## [Problem description]
Filter this data down to the lines that hold "regression", and copy them.
= = = =
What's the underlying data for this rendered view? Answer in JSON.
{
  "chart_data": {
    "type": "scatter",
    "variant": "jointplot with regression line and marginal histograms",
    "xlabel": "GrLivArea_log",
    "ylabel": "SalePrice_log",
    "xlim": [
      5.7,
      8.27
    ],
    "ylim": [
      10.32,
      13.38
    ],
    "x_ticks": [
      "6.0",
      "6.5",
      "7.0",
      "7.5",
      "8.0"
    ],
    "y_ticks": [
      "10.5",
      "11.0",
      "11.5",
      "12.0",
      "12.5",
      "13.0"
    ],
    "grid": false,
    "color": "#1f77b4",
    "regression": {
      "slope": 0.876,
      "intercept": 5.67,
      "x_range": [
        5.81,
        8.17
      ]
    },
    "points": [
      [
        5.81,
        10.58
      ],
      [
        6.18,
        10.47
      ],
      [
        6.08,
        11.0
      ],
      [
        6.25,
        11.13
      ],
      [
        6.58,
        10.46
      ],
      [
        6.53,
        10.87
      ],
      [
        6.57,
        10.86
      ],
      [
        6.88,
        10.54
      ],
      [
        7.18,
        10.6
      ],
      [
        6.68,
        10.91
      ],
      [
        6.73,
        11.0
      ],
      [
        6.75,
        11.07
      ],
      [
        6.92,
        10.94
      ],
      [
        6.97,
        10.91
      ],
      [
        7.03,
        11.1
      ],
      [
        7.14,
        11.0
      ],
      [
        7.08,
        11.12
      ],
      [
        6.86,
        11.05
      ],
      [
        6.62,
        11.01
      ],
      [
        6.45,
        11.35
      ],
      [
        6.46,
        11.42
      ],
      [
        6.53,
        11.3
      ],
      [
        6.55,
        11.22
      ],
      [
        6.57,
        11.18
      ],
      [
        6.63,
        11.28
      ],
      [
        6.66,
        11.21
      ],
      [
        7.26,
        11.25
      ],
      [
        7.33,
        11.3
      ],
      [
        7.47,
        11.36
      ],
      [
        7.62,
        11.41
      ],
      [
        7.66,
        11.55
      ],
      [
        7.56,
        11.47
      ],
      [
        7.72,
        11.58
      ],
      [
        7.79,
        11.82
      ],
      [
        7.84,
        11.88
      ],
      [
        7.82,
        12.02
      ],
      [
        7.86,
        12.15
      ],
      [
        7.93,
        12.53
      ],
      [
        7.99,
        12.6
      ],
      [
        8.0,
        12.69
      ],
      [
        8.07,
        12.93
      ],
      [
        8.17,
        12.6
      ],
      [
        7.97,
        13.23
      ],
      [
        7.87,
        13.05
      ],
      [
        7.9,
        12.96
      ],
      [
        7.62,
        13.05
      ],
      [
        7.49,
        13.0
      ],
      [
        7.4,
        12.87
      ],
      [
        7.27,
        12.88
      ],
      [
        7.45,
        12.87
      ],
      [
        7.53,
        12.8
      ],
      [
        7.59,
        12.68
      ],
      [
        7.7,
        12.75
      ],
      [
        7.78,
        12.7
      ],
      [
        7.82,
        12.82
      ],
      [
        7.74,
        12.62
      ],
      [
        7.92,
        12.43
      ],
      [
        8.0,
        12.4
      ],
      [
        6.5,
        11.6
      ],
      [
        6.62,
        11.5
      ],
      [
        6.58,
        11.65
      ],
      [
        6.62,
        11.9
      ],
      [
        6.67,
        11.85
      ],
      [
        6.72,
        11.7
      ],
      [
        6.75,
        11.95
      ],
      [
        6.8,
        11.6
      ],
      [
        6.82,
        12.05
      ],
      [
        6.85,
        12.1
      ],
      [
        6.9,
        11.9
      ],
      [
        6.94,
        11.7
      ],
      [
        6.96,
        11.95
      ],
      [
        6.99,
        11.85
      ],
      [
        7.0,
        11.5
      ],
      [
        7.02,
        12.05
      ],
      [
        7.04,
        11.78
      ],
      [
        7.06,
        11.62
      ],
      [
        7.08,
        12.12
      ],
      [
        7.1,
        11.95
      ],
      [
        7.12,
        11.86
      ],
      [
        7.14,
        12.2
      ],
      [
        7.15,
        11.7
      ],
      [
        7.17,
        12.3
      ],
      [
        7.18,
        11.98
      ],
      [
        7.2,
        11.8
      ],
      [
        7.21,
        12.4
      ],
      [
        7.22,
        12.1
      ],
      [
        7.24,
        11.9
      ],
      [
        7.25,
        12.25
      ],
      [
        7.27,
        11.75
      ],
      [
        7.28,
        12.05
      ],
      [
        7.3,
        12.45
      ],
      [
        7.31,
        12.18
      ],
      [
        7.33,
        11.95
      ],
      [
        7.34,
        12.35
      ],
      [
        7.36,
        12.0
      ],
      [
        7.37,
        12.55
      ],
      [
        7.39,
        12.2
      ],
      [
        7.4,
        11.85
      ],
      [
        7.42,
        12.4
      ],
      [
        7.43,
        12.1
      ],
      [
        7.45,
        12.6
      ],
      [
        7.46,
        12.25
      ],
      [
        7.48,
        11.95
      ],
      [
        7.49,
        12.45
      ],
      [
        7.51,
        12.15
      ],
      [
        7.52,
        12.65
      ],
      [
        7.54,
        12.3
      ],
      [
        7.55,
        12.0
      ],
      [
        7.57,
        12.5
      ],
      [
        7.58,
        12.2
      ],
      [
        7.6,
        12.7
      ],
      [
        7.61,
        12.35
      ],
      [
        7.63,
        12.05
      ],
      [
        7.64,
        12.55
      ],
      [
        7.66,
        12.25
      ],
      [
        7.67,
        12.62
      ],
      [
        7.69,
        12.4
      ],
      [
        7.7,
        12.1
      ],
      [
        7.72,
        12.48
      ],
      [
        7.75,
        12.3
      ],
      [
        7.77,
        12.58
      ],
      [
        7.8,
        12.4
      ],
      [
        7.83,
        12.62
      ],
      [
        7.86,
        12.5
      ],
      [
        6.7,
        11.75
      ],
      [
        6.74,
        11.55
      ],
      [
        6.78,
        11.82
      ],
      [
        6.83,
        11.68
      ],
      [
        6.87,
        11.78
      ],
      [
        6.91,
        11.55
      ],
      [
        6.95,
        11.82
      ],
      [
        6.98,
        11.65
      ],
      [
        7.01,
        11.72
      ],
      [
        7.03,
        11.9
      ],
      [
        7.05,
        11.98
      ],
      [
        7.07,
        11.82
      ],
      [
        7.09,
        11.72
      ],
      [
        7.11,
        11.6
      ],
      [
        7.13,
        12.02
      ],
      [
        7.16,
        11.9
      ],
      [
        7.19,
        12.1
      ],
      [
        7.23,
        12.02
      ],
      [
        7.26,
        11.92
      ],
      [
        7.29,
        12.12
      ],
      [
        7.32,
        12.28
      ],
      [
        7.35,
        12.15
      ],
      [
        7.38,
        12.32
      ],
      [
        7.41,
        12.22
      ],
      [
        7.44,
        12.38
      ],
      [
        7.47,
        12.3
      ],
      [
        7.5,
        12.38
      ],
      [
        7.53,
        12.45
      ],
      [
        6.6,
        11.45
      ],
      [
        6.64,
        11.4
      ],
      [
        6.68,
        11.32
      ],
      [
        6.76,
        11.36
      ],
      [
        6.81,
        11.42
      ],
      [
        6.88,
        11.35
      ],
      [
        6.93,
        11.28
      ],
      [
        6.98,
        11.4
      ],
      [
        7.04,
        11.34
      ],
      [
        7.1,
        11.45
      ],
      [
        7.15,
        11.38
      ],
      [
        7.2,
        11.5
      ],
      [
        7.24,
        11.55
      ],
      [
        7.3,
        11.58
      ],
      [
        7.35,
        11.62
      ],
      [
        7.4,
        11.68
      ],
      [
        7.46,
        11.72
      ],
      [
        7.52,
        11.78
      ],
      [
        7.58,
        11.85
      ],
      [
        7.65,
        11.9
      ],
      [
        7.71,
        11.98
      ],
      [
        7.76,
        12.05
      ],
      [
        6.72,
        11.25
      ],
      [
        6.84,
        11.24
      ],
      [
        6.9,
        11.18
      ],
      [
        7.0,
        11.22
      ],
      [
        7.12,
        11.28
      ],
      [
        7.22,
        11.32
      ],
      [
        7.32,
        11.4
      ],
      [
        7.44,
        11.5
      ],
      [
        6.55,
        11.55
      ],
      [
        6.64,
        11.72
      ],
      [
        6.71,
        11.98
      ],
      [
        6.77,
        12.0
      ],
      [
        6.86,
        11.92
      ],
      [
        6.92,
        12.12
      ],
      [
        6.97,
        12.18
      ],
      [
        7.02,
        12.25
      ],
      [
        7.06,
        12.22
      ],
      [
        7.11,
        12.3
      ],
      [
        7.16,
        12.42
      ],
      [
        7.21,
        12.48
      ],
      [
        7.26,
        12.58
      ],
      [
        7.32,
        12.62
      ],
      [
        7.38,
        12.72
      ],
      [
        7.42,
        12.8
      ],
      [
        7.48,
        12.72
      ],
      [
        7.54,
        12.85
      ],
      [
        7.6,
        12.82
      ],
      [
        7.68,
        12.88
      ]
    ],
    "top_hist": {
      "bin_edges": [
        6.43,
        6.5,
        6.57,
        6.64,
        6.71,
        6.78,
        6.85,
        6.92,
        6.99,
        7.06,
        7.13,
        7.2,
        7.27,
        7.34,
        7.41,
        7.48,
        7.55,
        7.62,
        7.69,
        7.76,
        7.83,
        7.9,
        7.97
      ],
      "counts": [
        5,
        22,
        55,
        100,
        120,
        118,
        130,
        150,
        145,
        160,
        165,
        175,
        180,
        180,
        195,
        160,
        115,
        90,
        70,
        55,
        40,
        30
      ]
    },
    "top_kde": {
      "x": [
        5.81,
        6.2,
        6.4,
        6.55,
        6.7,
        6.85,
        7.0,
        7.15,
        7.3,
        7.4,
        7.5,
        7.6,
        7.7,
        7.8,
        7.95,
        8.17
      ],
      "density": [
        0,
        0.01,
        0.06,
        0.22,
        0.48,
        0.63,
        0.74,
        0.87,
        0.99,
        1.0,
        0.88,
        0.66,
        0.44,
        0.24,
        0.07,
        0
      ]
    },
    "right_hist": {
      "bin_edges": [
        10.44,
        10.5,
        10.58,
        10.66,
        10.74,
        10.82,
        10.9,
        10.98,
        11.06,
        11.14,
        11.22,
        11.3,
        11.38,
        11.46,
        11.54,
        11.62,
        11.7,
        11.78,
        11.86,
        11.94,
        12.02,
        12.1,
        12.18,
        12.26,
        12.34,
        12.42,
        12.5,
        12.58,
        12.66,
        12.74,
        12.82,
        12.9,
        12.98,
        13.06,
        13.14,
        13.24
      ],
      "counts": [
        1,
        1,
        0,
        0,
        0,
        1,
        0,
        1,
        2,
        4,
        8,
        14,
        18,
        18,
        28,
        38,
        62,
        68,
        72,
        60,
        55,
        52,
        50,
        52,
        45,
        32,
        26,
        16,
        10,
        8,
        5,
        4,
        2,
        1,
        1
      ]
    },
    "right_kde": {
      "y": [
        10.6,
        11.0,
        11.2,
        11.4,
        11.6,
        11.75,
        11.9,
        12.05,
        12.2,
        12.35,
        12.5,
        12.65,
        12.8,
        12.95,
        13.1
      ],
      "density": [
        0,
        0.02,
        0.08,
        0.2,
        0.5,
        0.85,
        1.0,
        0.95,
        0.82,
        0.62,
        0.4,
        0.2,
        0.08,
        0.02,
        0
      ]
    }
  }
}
= = = =
## [Task answer]
    "variant": "jointplot with regression line and marginal histograms",
    "regression": {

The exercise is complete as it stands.